• [Some records]:
-- Begin --

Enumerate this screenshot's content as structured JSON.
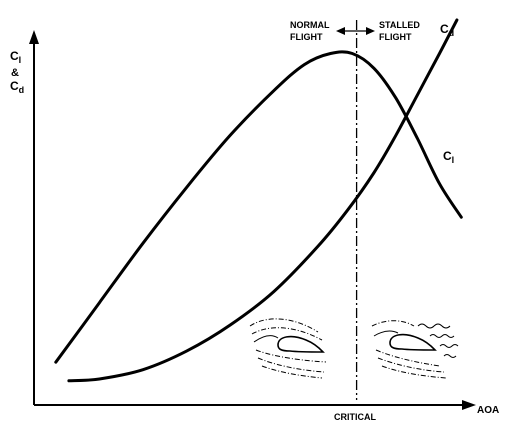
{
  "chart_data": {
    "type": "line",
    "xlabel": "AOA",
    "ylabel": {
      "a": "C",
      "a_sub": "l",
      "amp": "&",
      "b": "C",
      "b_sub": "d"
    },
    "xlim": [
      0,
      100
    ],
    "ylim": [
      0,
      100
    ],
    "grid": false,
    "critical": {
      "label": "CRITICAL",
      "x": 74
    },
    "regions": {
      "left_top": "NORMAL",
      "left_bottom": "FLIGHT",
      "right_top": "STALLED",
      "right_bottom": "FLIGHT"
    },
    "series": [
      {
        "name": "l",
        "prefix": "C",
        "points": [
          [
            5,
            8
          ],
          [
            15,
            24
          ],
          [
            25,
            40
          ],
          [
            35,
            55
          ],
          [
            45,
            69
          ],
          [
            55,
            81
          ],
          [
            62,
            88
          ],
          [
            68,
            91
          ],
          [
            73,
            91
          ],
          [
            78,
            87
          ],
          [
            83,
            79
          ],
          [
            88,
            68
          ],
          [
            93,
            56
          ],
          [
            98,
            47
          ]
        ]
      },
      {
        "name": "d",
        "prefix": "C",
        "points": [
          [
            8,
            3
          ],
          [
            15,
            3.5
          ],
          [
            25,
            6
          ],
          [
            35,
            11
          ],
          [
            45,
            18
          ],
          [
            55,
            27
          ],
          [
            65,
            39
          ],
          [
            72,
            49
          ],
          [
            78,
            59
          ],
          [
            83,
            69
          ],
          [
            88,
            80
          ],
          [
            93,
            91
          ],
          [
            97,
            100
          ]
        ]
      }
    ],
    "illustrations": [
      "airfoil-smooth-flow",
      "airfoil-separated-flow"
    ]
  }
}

-- End --
-- Begin --

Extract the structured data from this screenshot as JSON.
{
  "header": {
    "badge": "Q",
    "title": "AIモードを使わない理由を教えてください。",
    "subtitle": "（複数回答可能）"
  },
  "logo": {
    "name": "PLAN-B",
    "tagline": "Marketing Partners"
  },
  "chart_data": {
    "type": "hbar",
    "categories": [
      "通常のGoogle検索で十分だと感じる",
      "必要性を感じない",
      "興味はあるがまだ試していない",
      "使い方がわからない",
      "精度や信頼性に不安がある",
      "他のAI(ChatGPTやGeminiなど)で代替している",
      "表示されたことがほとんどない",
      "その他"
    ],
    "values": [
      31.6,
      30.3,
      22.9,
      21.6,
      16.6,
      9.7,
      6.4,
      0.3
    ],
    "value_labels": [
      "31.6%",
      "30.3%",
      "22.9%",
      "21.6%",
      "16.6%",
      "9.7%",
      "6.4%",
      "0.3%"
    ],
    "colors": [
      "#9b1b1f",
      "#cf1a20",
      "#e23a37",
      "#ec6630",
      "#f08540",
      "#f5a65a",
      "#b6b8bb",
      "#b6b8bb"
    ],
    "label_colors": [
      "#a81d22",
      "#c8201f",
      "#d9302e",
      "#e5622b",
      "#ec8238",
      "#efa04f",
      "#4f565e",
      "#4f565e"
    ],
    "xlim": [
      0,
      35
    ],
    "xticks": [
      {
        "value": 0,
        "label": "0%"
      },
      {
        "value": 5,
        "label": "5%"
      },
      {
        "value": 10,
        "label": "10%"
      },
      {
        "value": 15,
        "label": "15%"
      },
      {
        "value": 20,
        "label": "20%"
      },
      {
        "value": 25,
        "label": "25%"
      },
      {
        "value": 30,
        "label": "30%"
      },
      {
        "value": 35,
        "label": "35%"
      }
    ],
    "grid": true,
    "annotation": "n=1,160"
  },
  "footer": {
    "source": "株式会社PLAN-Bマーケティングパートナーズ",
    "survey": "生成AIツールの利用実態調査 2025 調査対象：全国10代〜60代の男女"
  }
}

-- End --

• [REQUIREMENTS]: For the listing above, give the number of lines in which the string "structured" occurs, and nothing else.

• [TASK RESULT]: 2